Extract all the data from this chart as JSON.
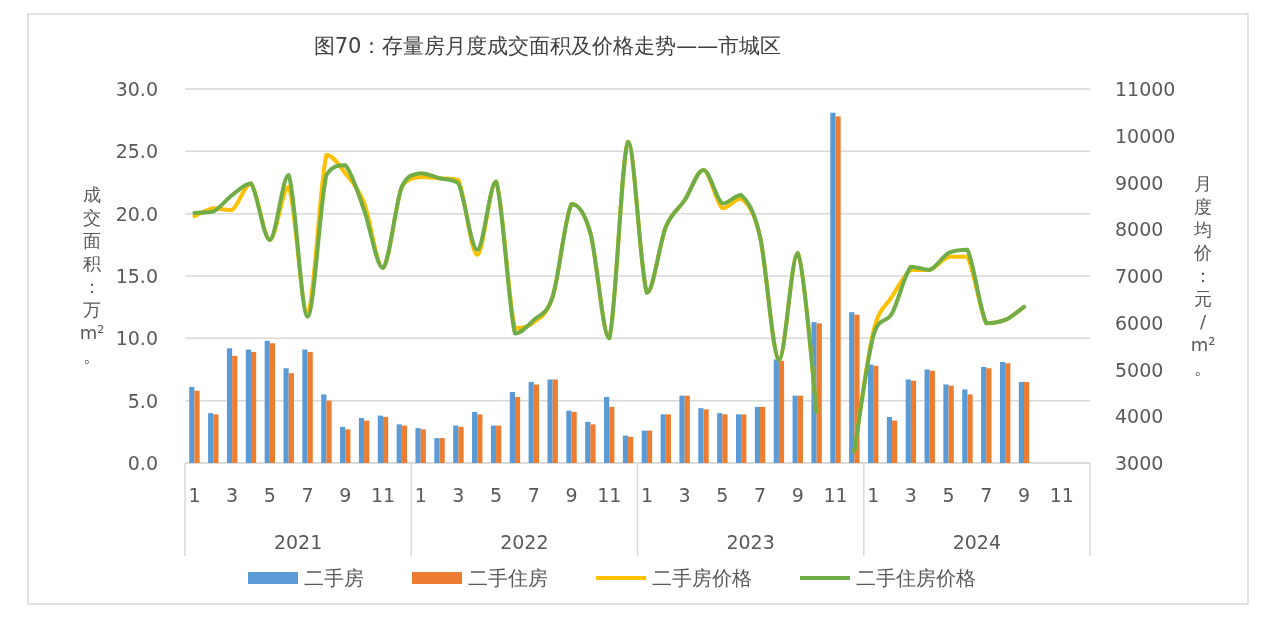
{
  "chart_data": {
    "type": "bar",
    "title": "图70：存量房月度成交面积及价格走势——市城区",
    "ylabel": "成交面积：万m²。",
    "y2label": "月度均价：元/m²。",
    "categories": [
      "1",
      null,
      "3",
      null,
      "5",
      null,
      "7",
      null,
      "9",
      null,
      "11",
      null,
      "1",
      null,
      "3",
      null,
      "5",
      null,
      "7",
      null,
      "9",
      null,
      "11",
      null,
      "1",
      null,
      "3",
      null,
      "5",
      null,
      "7",
      null,
      "9",
      null,
      "11",
      null,
      "1",
      null,
      "3",
      null,
      "5",
      null,
      "7",
      null,
      "9",
      null,
      "11",
      null
    ],
    "annotations": [
      "2021",
      "2022",
      "2023",
      "2024"
    ],
    "series": [
      {
        "name": "二手房",
        "color": "#5b9bd5",
        "values": [
          6.1,
          4.0,
          9.2,
          9.1,
          9.8,
          7.6,
          9.1,
          5.5,
          2.9,
          3.6,
          3.8,
          3.1,
          2.8,
          2.0,
          3.0,
          4.1,
          3.0,
          5.7,
          6.5,
          6.7,
          4.2,
          3.3,
          5.3,
          2.2,
          2.6,
          3.9,
          5.4,
          4.4,
          4.0,
          3.9,
          4.5,
          8.3,
          5.4,
          11.3,
          28.1,
          12.1,
          7.9,
          3.7,
          6.7,
          7.5,
          6.3,
          5.9,
          7.7,
          8.1,
          6.5,
          null,
          null,
          null
        ]
      },
      {
        "name": "二手住房",
        "color": "#ed7d31",
        "values": [
          5.8,
          3.9,
          8.6,
          8.9,
          9.6,
          7.2,
          8.9,
          5.0,
          2.7,
          3.4,
          3.7,
          3.0,
          2.7,
          2.0,
          2.9,
          3.9,
          3.0,
          5.3,
          6.3,
          6.7,
          4.1,
          3.1,
          4.5,
          2.1,
          2.6,
          3.9,
          5.4,
          4.3,
          3.9,
          3.9,
          4.5,
          8.2,
          5.4,
          11.2,
          27.8,
          11.9,
          7.8,
          3.4,
          6.6,
          7.4,
          6.2,
          5.5,
          7.6,
          8.0,
          6.5,
          null,
          null,
          null
        ]
      },
      {
        "name": "二手房价格",
        "type": "line",
        "axis": "y2",
        "color": "#ffc000",
        "values": [
          8280,
          8450,
          8410,
          8980,
          7770,
          8910,
          6190,
          9590,
          9200,
          8560,
          7170,
          8910,
          9120,
          9090,
          9050,
          7450,
          9020,
          5880,
          6010,
          6560,
          8540,
          7920,
          5670,
          9870,
          6640,
          8050,
          8620,
          9270,
          8450,
          8660,
          7840,
          5200,
          7490,
          4100,
          null,
          3250,
          5800,
          6560,
          7130,
          7130,
          7410,
          7410,
          5990,
          6060,
          6340,
          null,
          null,
          null
        ]
      },
      {
        "name": "二手住房价格",
        "type": "line",
        "axis": "y2",
        "color": "#70ad47",
        "values": [
          8350,
          8380,
          8730,
          8980,
          7770,
          9160,
          6130,
          9160,
          9370,
          8410,
          7170,
          8910,
          9200,
          9090,
          8980,
          7560,
          9020,
          5770,
          6060,
          6560,
          8540,
          7920,
          5670,
          9870,
          6640,
          8050,
          8620,
          9270,
          8550,
          8730,
          7840,
          5200,
          7490,
          4100,
          null,
          3250,
          5700,
          6200,
          7200,
          7130,
          7490,
          7560,
          5990,
          6060,
          6340,
          null,
          null,
          null
        ]
      }
    ],
    "ylim": [
      0,
      30
    ],
    "yticks": [
      {
        "value": 0,
        "label": "0.0"
      },
      {
        "value": 5,
        "label": "5.0"
      },
      {
        "value": 10,
        "label": "10.0"
      },
      {
        "value": 15,
        "label": "15.0"
      },
      {
        "value": 20,
        "label": "20.0"
      },
      {
        "value": 25,
        "label": "25.0"
      },
      {
        "value": 30,
        "label": "30.0"
      }
    ],
    "y2lim": [
      3000,
      11000
    ],
    "y2ticks": [
      3000,
      4000,
      5000,
      6000,
      7000,
      8000,
      9000,
      10000,
      11000
    ],
    "grid": "y",
    "legend": "bottom"
  }
}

> _AIM_:
Select from the material above each line in which the string "name" appears, and list those lines.

> _SOLVED PROBLEM_:
        "name": "二手房",
        "name": "二手住房",
        "name": "二手房价格",
        "name": "二手住房价格",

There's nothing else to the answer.